- **Task item**
Looking at the data below, count the lines that contain the string "maintaining". Write only the total.

··········

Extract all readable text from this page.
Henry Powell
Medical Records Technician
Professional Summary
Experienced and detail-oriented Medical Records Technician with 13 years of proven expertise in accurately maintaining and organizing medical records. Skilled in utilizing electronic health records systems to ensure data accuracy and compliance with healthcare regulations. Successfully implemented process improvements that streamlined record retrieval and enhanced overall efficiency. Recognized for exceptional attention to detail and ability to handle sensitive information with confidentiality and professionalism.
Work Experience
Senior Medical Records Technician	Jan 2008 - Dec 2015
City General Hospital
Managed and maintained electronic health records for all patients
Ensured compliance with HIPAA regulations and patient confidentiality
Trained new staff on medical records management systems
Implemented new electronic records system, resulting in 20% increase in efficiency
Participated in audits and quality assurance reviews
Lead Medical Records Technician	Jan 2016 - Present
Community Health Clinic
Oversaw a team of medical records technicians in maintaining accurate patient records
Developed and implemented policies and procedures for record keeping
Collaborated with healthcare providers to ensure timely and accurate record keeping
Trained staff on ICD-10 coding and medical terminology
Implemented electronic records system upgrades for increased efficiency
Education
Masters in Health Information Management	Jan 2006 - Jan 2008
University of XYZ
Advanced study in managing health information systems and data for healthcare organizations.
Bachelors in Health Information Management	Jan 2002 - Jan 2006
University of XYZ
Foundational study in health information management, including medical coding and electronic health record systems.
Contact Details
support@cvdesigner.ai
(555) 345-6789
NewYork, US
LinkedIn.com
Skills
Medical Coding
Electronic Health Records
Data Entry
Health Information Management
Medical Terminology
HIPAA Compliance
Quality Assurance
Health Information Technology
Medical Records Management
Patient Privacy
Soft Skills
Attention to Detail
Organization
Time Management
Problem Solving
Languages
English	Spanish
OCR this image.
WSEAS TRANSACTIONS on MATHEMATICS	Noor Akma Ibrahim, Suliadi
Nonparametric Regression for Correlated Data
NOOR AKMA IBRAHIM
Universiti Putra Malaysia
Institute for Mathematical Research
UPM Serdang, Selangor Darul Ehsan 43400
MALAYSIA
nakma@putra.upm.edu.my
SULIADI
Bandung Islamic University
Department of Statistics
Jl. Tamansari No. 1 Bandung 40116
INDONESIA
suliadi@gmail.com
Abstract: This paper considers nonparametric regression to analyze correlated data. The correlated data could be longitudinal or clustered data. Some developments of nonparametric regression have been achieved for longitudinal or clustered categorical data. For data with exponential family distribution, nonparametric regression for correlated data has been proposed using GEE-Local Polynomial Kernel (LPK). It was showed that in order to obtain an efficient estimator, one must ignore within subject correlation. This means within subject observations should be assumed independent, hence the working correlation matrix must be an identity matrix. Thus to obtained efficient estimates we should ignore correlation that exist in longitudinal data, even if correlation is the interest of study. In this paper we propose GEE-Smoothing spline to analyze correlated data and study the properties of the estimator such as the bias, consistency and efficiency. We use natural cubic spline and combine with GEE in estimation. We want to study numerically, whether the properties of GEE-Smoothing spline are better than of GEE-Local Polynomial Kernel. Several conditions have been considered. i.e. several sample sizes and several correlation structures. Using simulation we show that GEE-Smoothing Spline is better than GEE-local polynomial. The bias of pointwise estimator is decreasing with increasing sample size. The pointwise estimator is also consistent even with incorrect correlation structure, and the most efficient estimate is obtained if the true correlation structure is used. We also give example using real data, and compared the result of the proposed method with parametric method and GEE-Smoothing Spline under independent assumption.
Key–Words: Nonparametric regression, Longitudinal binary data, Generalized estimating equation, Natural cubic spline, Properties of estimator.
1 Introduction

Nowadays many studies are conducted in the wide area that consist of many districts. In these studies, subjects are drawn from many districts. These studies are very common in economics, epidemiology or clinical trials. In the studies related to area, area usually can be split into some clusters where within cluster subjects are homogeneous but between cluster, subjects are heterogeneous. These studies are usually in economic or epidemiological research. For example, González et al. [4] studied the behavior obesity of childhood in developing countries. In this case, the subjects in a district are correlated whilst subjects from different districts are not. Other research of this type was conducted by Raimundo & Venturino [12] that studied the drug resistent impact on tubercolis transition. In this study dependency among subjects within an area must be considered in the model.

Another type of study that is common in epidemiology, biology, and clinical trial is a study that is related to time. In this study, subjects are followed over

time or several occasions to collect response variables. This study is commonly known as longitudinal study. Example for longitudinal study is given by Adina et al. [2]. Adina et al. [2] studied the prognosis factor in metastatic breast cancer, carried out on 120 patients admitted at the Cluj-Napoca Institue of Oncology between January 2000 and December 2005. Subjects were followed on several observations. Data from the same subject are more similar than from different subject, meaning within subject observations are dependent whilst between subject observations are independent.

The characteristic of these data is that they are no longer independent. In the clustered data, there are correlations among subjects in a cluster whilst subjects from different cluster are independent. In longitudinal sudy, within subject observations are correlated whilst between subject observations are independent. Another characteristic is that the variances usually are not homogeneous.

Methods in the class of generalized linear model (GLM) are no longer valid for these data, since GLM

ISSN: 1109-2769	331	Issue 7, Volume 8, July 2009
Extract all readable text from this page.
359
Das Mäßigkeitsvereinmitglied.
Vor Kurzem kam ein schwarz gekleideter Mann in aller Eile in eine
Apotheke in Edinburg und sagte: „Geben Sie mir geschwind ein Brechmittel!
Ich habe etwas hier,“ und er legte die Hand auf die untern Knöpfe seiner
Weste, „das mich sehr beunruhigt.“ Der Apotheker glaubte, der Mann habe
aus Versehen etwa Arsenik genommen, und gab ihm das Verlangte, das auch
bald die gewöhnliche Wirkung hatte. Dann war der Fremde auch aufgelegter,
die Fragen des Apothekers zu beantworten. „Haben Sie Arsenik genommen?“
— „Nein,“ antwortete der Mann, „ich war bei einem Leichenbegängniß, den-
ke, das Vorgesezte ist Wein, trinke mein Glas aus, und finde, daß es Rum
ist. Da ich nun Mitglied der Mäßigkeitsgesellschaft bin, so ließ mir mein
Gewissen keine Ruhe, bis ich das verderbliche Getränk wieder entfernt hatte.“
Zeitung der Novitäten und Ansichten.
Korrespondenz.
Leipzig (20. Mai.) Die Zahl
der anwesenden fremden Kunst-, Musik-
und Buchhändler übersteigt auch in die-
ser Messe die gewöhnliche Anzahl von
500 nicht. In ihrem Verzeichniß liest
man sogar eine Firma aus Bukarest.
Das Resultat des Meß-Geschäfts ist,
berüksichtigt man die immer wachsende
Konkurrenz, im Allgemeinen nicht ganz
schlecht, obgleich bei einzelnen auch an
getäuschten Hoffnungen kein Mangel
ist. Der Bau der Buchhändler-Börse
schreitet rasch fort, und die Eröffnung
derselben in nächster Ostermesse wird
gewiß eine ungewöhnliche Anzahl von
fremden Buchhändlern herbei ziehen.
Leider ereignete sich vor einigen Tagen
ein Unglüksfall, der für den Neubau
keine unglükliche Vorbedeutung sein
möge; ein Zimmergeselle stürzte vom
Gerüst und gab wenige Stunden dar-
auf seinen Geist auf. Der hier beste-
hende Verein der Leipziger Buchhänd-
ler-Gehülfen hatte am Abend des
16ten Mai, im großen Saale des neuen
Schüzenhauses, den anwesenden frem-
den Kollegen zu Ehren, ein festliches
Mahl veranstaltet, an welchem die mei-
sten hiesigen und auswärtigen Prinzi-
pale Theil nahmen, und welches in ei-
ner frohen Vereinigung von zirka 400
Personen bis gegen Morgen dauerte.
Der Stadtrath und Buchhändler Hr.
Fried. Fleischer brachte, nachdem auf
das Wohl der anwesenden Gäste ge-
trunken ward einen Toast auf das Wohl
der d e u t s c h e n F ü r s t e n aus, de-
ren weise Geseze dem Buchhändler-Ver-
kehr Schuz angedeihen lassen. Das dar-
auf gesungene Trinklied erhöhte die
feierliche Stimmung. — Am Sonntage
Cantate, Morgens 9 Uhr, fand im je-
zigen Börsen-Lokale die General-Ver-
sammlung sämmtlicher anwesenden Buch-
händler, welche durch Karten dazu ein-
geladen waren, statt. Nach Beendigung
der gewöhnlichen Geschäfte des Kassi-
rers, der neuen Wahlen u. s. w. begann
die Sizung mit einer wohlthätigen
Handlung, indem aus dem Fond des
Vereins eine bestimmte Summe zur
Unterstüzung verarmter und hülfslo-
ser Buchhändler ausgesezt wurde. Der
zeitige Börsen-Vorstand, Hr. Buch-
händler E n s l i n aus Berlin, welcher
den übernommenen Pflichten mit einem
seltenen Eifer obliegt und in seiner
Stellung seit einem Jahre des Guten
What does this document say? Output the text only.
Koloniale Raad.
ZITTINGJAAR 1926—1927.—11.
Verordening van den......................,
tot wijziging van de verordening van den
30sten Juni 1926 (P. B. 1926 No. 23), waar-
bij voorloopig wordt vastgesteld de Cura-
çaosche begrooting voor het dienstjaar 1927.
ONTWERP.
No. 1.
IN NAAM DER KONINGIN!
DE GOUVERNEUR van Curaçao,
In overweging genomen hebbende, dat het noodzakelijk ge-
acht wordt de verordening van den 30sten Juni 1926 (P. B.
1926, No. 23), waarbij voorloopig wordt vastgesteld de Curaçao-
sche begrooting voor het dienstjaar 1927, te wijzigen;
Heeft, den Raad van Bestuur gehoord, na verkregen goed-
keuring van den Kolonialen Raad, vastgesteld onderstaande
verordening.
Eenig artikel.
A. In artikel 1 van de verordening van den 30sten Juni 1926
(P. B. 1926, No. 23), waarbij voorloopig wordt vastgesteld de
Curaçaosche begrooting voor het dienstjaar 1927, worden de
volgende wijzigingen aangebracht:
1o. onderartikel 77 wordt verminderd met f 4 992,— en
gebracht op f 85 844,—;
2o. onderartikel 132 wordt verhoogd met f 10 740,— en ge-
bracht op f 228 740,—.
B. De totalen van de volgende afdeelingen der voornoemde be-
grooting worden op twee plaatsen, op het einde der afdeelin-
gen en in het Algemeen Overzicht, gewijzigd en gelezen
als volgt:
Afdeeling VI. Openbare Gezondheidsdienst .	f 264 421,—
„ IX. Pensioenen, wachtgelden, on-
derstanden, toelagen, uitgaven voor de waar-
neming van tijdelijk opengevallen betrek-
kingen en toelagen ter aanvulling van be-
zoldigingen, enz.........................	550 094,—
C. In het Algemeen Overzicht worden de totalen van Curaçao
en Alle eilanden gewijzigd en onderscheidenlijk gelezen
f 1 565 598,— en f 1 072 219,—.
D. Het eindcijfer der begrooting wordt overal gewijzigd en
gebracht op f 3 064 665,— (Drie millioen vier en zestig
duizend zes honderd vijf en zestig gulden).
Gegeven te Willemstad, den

··········

- **Completed exercise**
2